**What the exercise asks**
Look through the listing below and work out how many of its lines hold the word "text". Give only the number.

**Input material**
========================================

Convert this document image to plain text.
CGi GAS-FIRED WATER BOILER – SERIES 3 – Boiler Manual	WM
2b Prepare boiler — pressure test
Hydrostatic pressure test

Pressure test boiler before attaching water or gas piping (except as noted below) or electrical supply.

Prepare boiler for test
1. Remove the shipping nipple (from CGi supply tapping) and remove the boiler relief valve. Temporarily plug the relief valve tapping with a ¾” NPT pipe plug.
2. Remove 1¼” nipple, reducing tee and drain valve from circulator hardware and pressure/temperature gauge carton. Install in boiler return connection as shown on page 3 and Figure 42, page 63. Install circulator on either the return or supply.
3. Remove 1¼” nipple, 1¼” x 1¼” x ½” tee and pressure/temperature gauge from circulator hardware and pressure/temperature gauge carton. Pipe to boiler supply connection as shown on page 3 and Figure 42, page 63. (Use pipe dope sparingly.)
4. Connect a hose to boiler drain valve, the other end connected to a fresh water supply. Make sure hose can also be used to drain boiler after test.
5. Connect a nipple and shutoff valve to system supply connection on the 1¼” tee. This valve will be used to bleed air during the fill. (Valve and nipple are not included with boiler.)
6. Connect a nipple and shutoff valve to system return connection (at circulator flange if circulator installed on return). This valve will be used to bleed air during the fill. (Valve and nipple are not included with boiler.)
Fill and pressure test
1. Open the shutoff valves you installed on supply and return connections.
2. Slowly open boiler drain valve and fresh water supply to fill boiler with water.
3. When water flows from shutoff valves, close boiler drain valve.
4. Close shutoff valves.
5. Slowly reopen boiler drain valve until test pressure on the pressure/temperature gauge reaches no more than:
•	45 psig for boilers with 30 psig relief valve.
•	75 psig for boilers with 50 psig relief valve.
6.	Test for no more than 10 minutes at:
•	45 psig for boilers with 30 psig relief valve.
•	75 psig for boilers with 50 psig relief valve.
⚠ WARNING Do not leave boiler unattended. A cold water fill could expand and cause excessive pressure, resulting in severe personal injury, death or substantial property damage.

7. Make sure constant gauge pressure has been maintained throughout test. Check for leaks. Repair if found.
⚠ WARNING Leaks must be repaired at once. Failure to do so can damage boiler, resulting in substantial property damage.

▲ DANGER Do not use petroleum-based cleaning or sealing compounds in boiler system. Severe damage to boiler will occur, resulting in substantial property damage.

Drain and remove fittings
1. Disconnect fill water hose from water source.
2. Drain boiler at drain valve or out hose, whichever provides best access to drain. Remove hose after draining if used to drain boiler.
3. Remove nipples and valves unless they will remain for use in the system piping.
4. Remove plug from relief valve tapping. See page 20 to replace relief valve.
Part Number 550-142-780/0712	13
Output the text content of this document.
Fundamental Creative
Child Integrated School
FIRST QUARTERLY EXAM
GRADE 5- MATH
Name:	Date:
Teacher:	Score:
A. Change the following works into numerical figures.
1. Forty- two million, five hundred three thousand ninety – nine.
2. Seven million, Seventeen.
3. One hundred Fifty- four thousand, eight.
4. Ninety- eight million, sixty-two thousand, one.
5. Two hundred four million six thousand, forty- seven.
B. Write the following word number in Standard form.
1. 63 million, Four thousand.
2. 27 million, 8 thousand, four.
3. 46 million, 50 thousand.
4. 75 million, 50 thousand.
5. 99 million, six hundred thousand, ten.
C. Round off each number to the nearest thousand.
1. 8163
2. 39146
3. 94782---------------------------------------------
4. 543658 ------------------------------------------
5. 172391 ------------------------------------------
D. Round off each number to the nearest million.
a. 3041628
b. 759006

========================================

**Full response**
2